* _Written instruction_
Transcribe the data that follows precisely, omitting nothing.

Extracted records:
****************

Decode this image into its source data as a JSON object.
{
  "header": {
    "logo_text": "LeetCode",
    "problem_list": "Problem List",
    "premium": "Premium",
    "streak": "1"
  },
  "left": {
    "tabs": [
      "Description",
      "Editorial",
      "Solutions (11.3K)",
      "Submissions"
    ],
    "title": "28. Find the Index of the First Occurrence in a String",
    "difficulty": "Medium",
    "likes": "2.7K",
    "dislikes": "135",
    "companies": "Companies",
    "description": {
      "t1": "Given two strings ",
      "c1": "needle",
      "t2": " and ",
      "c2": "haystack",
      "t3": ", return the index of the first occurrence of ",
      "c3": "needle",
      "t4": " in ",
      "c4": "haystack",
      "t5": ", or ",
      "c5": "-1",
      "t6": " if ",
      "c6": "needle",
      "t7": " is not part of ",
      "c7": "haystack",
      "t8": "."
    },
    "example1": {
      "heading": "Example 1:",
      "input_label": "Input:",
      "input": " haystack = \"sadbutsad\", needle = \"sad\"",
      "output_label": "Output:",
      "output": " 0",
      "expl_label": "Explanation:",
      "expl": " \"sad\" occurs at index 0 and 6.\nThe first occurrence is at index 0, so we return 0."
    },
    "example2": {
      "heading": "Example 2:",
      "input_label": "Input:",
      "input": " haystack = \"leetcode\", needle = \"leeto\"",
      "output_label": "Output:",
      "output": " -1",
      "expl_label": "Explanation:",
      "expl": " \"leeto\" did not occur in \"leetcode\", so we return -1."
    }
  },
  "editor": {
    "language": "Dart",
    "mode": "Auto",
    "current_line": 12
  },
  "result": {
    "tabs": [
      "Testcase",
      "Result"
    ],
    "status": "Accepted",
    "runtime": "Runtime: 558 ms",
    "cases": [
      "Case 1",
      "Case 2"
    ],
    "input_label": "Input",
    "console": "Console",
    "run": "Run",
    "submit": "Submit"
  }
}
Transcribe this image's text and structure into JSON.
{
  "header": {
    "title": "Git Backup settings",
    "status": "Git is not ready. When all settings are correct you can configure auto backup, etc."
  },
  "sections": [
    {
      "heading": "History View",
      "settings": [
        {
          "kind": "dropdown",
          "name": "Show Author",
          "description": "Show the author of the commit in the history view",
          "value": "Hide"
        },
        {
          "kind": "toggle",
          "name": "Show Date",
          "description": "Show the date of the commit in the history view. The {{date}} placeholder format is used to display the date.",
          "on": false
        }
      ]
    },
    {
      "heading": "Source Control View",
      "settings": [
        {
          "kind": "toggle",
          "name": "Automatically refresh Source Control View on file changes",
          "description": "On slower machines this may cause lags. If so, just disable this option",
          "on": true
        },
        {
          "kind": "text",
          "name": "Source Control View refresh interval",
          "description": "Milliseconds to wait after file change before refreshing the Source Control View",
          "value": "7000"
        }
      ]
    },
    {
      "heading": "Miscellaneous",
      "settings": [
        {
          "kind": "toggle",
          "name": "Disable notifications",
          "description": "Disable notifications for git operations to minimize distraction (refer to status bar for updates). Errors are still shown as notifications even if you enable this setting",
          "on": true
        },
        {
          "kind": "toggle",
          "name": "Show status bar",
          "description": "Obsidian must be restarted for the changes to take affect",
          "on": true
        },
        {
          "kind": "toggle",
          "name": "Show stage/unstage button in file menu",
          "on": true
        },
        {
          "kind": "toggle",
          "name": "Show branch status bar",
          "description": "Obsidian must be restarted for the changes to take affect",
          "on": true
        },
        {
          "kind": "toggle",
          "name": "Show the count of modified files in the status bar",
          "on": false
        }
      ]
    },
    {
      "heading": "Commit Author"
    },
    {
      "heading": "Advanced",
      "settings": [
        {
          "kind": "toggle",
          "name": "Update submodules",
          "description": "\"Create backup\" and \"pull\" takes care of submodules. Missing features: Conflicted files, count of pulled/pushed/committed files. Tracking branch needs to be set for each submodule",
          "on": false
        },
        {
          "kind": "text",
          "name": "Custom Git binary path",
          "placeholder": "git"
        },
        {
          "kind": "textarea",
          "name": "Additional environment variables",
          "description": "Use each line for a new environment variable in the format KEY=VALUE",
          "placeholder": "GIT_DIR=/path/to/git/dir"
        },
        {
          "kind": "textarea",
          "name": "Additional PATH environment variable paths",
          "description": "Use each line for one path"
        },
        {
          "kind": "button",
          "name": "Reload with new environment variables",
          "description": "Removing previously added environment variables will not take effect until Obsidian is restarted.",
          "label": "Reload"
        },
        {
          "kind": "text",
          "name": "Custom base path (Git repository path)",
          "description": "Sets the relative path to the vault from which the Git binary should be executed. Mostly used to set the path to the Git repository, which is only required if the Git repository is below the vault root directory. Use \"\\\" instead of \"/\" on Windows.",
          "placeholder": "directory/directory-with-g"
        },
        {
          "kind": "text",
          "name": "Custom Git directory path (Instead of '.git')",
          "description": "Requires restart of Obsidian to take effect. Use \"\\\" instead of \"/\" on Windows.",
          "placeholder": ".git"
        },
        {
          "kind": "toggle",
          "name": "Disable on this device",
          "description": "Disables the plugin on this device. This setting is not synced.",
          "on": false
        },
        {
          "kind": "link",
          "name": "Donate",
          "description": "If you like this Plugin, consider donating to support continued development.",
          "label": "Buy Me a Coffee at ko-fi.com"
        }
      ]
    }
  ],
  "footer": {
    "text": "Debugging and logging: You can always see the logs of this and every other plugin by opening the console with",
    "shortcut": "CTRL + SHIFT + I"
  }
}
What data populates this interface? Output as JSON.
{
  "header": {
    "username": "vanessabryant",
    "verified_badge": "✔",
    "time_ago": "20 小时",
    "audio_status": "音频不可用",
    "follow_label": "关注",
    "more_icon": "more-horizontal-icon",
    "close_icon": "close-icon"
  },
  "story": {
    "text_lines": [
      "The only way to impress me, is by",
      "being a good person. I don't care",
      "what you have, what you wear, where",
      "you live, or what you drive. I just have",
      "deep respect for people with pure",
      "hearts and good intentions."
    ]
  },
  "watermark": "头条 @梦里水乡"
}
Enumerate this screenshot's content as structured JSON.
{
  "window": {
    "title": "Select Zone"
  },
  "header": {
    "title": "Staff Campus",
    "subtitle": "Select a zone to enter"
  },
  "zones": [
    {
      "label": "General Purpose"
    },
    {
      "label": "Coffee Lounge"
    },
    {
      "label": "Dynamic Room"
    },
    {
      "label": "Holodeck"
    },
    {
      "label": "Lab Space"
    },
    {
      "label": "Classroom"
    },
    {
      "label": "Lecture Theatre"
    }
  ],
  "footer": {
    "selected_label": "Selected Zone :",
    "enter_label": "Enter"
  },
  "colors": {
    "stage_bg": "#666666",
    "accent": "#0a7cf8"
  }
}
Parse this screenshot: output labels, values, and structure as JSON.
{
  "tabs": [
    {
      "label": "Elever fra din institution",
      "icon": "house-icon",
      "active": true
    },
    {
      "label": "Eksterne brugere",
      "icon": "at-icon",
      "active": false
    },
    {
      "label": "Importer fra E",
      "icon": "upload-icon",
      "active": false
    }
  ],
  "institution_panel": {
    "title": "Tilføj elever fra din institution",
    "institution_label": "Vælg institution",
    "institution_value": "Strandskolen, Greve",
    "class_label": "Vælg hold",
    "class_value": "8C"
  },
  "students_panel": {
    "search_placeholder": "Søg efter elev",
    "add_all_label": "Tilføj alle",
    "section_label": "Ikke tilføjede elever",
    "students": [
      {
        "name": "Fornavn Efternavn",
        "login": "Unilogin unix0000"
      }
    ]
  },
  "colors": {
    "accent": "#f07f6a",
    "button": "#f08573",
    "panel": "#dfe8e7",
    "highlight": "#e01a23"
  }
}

****************

* _Answer in full_
Decode this image into its source data as a JSON object.
{
  "header": {
    "logo_text": "LeetCode",
    "problem_list": "Problem List",
    "premium": "Premium",
    "streak": "1"
  },
  "left": {
    "tabs": [
      "Description",
      "Editorial",
      "Solutions (11.3K)",
      "Submissions"
    ],
    "title": "28. Find the Index of the First Occurrence in a String",
    "difficulty": "Medium",
    "likes": "2.7K",
    "dislikes": "135",
    "companies": "Companies",
    "description": {
      "t1": "Given two strings ",
      "c1": "needle",
      "t2": " and ",
      "c2": "haystack",
      "t3": ", return the index of the first occurrence of ",
      "c3": "needle",
      "t4": " in ",
      "c4": "haystack",
      "t5": ", or ",
      "c5": "-1",
      "t6": " if ",
      "c6": "needle",
      "t7": " is not part of ",
      "c7": "haystack",
      "t8": "."
    },
    "example1": {
      "heading": "Example 1:",
      "input_label": "Input:",
      "input": " haystack = \"sadbutsad\", needle = \"sad\"",
      "output_label": "Output:",
      "output": " 0",
      "expl_label": "Explanation:",
      "expl": " \"sad\" occurs at index 0 and 6.\nThe first occurrence is at index 0, so we return 0."
    },
    "example2": {
      "heading": "Example 2:",
      "input_label": "Input:",
      "input": " haystack = \"leetcode\", needle = \"leeto\"",
      "output_label": "Output:",
      "output": " -1",
      "expl_label": "Explanation:",
      "expl": " \"leeto\" did not occur in \"leetcode\", so we return -1."
    }
  },
  "editor": {
    "language": "Dart",
    "mode": "Auto",
    "current_line": 12
  },
  "result": {
    "tabs": [
      "Testcase",
      "Result"
    ],
    "status": "Accepted",
    "runtime": "Runtime: 558 ms",
    "cases": [
      "Case 1",
      "Case 2"
    ],
    "input_label": "Input",
    "console": "Console",
    "run": "Run",
    "submit": "Submit"
  }
}
Transcribe this image's text and structure into JSON.
{
  "header": {
    "title": "Git Backup settings",
    "status": "Git is not ready. When all settings are correct you can configure auto backup, etc."
  },
  "sections": [
    {
      "heading": "History View",
      "settings": [
        {
          "kind": "dropdown",
          "name": "Show Author",
          "description": "Show the author of the commit in the history view",
          "value": "Hide"
        },
        {
          "kind": "toggle",
          "name": "Show Date",
          "description": "Show the date of the commit in the history view. The {{date}} placeholder format is used to display the date.",
          "on": false
        }
      ]
    },
    {
      "heading": "Source Control View",
      "settings": [
        {
          "kind": "toggle",
          "name": "Automatically refresh Source Control View on file changes",
          "description": "On slower machines this may cause lags. If so, just disable this option",
          "on": true
        },
        {
          "kind": "text",
          "name": "Source Control View refresh interval",
          "description": "Milliseconds to wait after file change before refreshing the Source Control View",
          "value": "7000"
        }
      ]
    },
    {
      "heading": "Miscellaneous",
      "settings": [
        {
          "kind": "toggle",
          "name": "Disable notifications",
          "description": "Disable notifications for git operations to minimize distraction (refer to status bar for updates). Errors are still shown as notifications even if you enable this setting",
          "on": true
        },
        {
          "kind": "toggle",
          "name": "Show status bar",
          "description": "Obsidian must be restarted for the changes to take affect",
          "on": true
        },
        {
          "kind": "toggle",
          "name": "Show stage/unstage button in file menu",
          "on": true
        },
        {
          "kind": "toggle",
          "name": "Show branch status bar",
          "description": "Obsidian must be restarted for the changes to take affect",
          "on": true
        },
        {
          "kind": "toggle",
          "name": "Show the count of modified files in the status bar",
          "on": false
        }
      ]
    },
    {
      "heading": "Commit Author"
    },
    {
      "heading": "Advanced",
      "settings": [
        {
          "kind": "toggle",
          "name": "Update submodules",
          "description": "\"Create backup\" and \"pull\" takes care of submodules. Missing features: Conflicted files, count of pulled/pushed/committed files. Tracking branch needs to be set for each submodule",
          "on": false
        },
        {
          "kind": "text",
          "name": "Custom Git binary path",
          "placeholder": "git"
        },
        {
          "kind": "textarea",
          "name": "Additional environment variables",
          "description": "Use each line for a new environment variable in the format KEY=VALUE",
          "placeholder": "GIT_DIR=/path/to/git/dir"
        },
        {
          "kind": "textarea",
          "name": "Additional PATH environment variable paths",
          "description": "Use each line for one path"
        },
        {
          "kind": "button",
          "name": "Reload with new environment variables",
          "description": "Removing previously added environment variables will not take effect until Obsidian is restarted.",
          "label": "Reload"
        },
        {
          "kind": "text",
          "name": "Custom base path (Git repository path)",
          "description": "Sets the relative path to the vault from which the Git binary should be executed. Mostly used to set the path to the Git repository, which is only required if the Git repository is below the vault root directory. Use \"\\\" instead of \"/\" on Windows.",
          "placeholder": "directory/directory-with-g"
        },
        {
          "kind": "text",
          "name": "Custom Git directory path (Instead of '.git')",
          "description": "Requires restart of Obsidian to take effect. Use \"\\\" instead of \"/\" on Windows.",
          "placeholder": ".git"
        },
        {
          "kind": "toggle",
          "name": "Disable on this device",
          "description": "Disables the plugin on this device. This setting is not synced.",
          "on": false
        },
        {
          "kind": "link",
          "name": "Donate",
          "description": "If you like this Plugin, consider donating to support continued development.",
          "label": "Buy Me a Coffee at ko-fi.com"
        }
      ]
    }
  ],
  "footer": {
    "text": "Debugging and logging: You can always see the logs of this and every other plugin by opening the console with",
    "shortcut": "CTRL + SHIFT + I"
  }
}
What data populates this interface? Output as JSON.
{
  "header": {
    "username": "vanessabryant",
    "verified_badge": "✔",
    "time_ago": "20 小时",
    "audio_status": "音频不可用",
    "follow_label": "关注",
    "more_icon": "more-horizontal-icon",
    "close_icon": "close-icon"
  },
  "story": {
    "text_lines": [
      "The only way to impress me, is by",
      "being a good person. I don't care",
      "what you have, what you wear, where",
      "you live, or what you drive. I just have",
      "deep respect for people with pure",
      "hearts and good intentions."
    ]
  },
  "watermark": "头条 @梦里水乡"
}
Enumerate this screenshot's content as structured JSON.
{
  "window": {
    "title": "Select Zone"
  },
  "header": {
    "title": "Staff Campus",
    "subtitle": "Select a zone to enter"
  },
  "zones": [
    {
      "label": "General Purpose"
    },
    {
      "label": "Coffee Lounge"
    },
    {
      "label": "Dynamic Room"
    },
    {
      "label": "Holodeck"
    },
    {
      "label": "Lab Space"
    },
    {
      "label": "Classroom"
    },
    {
      "label": "Lecture Theatre"
    }
  ],
  "footer": {
    "selected_label": "Selected Zone :",
    "enter_label": "Enter"
  },
  "colors": {
    "stage_bg": "#666666",
    "accent": "#0a7cf8"
  }
}
Parse this screenshot: output labels, values, and structure as JSON.
{
  "tabs": [
    {
      "label": "Elever fra din institution",
      "icon": "house-icon",
      "active": true
    },
    {
      "label": "Eksterne brugere",
      "icon": "at-icon",
      "active": false
    },
    {
      "label": "Importer fra E",
      "icon": "upload-icon",
      "active": false
    }
  ],
  "institution_panel": {
    "title": "Tilføj elever fra din institution",
    "institution_label": "Vælg institution",
    "institution_value": "Strandskolen, Greve",
    "class_label": "Vælg hold",
    "class_value": "8C"
  },
  "students_panel": {
    "search_placeholder": "Søg efter elev",
    "add_all_label": "Tilføj alle",
    "section_label": "Ikke tilføjede elever",
    "students": [
      {
        "name": "Fornavn Efternavn",
        "login": "Unilogin unix0000"
      }
    ]
  },
  "colors": {
    "accent": "#f07f6a",
    "button": "#f08573",
    "panel": "#dfe8e7",
    "highlight": "#e01a23"
  }
}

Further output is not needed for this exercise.